## STATED PROBLEM
From the entries provided below, copy each line that contains the word "this".

[BEGIN SUPPLIED ENTRIES]

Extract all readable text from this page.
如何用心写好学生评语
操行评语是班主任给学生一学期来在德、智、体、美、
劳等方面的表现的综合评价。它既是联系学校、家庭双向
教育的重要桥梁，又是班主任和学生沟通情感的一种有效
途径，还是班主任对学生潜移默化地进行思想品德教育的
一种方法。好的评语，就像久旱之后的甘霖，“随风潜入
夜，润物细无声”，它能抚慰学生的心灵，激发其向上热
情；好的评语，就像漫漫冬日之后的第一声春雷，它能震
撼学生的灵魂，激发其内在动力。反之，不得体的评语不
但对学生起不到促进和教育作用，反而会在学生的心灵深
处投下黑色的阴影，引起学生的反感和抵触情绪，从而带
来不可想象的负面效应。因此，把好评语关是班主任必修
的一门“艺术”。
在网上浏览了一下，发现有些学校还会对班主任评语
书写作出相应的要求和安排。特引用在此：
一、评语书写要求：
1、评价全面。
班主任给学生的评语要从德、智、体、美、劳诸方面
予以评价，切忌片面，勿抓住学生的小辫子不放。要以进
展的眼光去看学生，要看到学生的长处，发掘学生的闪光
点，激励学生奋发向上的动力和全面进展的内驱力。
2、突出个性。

[END SUPPLIED ENTRIES]
[BEGIN SUPPLIED ENTRIES]

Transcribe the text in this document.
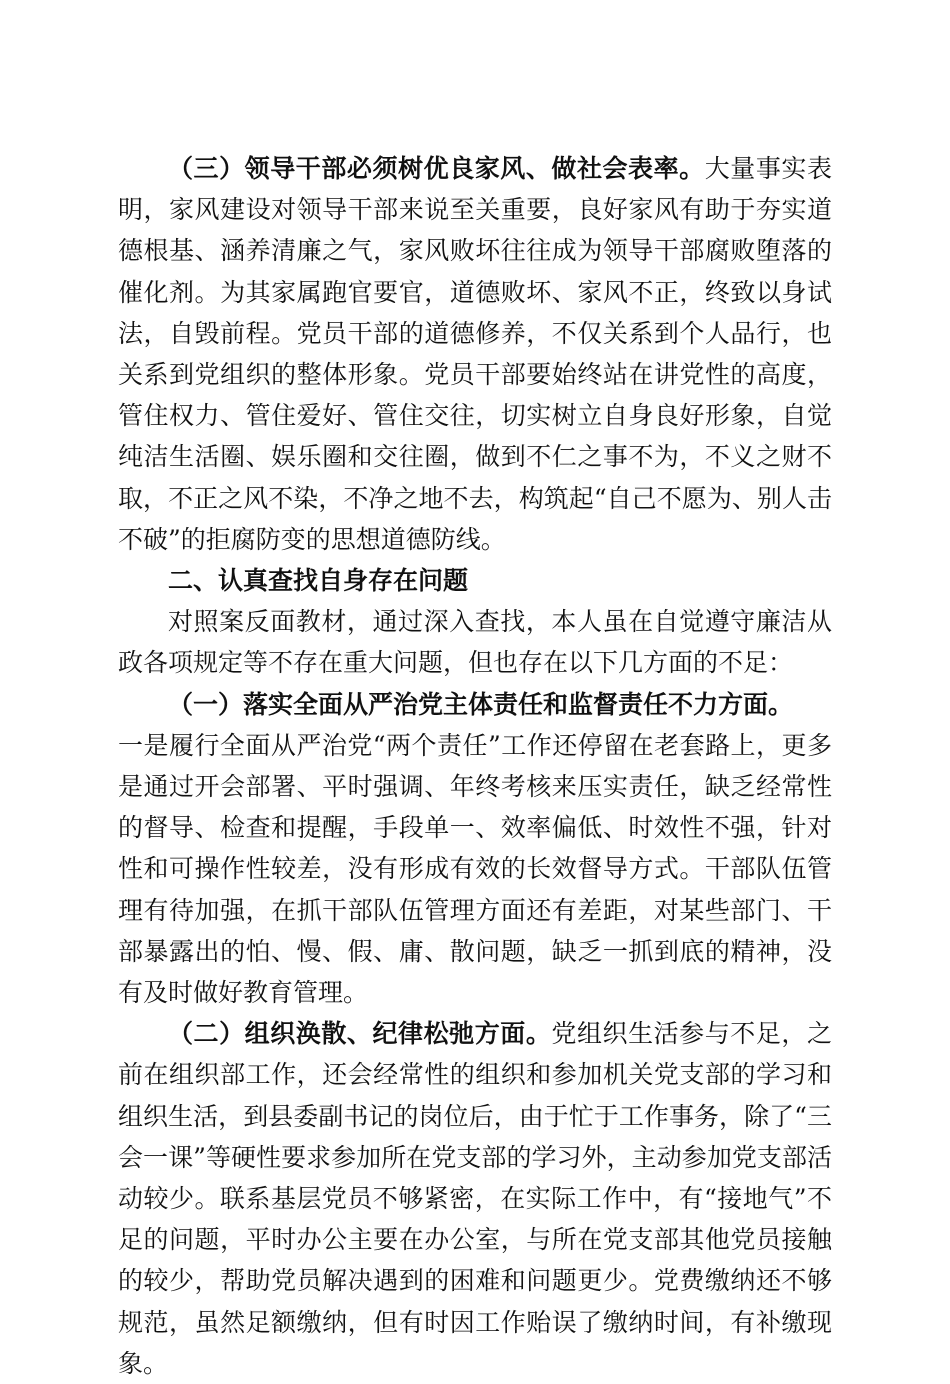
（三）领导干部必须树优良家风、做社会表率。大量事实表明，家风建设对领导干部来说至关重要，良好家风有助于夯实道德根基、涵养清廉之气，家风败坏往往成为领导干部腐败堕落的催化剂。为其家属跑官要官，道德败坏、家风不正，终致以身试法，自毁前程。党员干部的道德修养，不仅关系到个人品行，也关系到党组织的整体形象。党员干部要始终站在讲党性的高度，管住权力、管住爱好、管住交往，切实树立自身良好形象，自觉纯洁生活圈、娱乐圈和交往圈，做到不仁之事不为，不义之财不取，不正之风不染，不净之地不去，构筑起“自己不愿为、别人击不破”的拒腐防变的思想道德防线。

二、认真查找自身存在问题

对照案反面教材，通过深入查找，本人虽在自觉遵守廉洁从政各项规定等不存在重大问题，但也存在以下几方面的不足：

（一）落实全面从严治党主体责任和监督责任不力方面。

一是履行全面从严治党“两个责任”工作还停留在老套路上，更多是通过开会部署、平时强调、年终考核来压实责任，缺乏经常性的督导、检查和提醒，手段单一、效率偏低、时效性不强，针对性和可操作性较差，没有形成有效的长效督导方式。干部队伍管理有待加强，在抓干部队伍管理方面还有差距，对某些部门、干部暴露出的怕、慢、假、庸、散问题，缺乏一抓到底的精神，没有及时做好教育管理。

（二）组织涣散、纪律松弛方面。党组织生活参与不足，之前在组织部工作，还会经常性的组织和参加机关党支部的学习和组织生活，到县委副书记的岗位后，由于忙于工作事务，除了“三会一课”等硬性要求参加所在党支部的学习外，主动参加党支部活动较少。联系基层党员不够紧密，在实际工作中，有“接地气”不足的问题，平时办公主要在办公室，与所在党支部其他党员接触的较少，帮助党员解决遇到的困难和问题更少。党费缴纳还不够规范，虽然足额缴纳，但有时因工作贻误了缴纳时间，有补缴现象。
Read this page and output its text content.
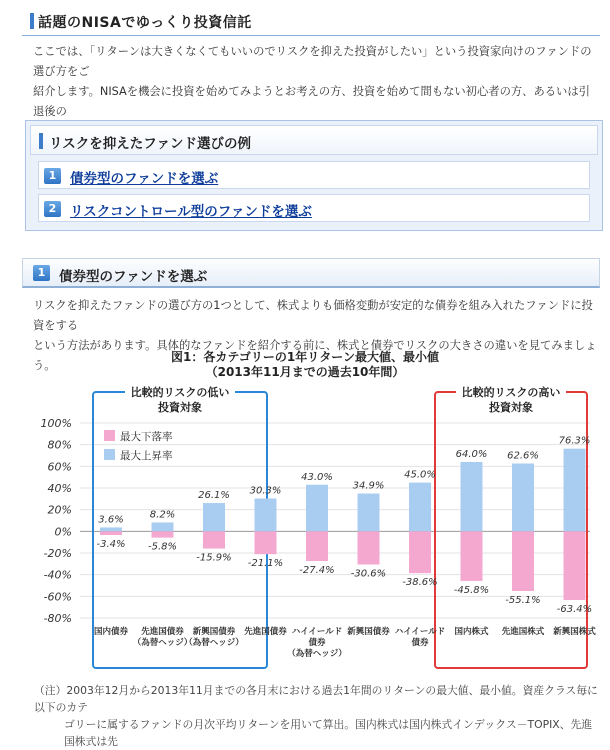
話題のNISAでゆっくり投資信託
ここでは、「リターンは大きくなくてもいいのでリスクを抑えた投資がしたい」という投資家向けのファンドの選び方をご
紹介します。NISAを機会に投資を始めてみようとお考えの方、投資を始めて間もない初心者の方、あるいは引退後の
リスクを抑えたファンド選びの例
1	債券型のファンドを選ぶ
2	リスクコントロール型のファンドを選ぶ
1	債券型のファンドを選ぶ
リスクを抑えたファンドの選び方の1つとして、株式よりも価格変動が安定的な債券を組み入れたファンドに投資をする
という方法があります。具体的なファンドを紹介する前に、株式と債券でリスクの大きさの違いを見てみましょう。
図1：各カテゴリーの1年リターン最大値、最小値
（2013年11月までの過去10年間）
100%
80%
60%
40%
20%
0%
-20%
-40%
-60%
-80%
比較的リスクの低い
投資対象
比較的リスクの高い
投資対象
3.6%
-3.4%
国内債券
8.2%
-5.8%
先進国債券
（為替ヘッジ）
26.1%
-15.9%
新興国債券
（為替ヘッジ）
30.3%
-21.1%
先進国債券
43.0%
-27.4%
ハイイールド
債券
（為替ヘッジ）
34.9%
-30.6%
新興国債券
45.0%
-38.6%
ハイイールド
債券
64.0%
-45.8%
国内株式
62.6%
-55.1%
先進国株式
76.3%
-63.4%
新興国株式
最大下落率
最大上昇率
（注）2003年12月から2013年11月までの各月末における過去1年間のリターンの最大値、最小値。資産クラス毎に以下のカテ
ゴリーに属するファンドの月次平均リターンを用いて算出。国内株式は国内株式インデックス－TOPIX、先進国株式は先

[END SUPPLIED ENTRIES]

## REPLY TO THE TASK
Extract all readable text from this page.
Transcribe the text in this document.
Read this page and output its text content.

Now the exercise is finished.